**Material provided**:
•••••
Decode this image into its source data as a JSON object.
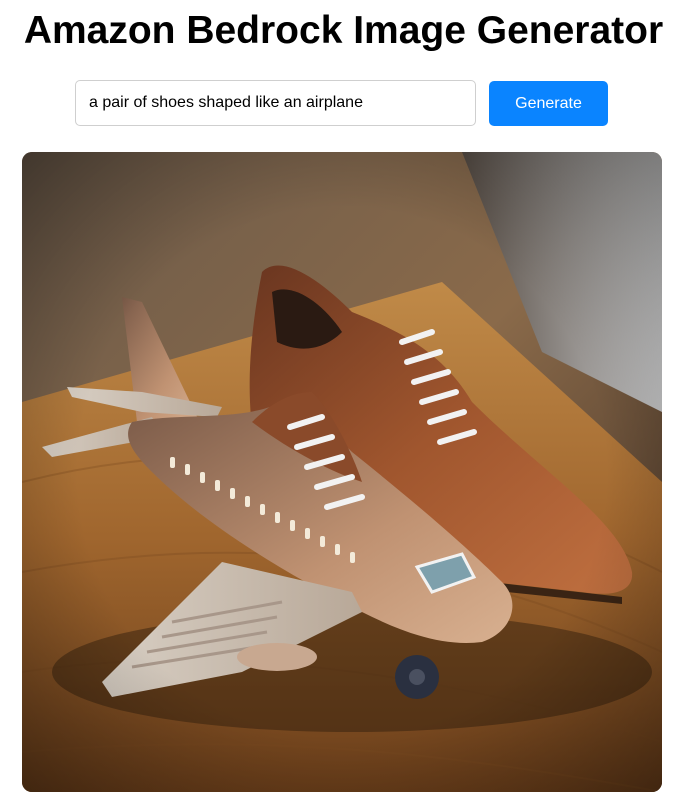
{
  "header": {
    "title": "Amazon Bedrock Image Generator"
  },
  "prompt": {
    "value": "a pair of shoes shaped like an airplane",
    "placeholder": ""
  },
  "actions": {
    "generate_label": "Generate"
  },
  "result": {
    "image_subject": "brown leather shoes beside a shoe-shaped toy airplane on a wooden table",
    "colors": {
      "wood": "#9a6a3a",
      "leather": "#8a4a2a",
      "plane_body": "#b88a6a",
      "laces": "#f2f2f2"
    }
  },
  "theme": {
    "accent": "#0a84ff"
  }
}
•••••
**Stated exercise**:
List all lines from the entries that include the word "shoes".

**Reply to the task**:
    "value": "a pair of shoes shaped like an airplane",
    "image_subject": "brown leather shoes beside a shoe-shaped toy airplane on a wooden table",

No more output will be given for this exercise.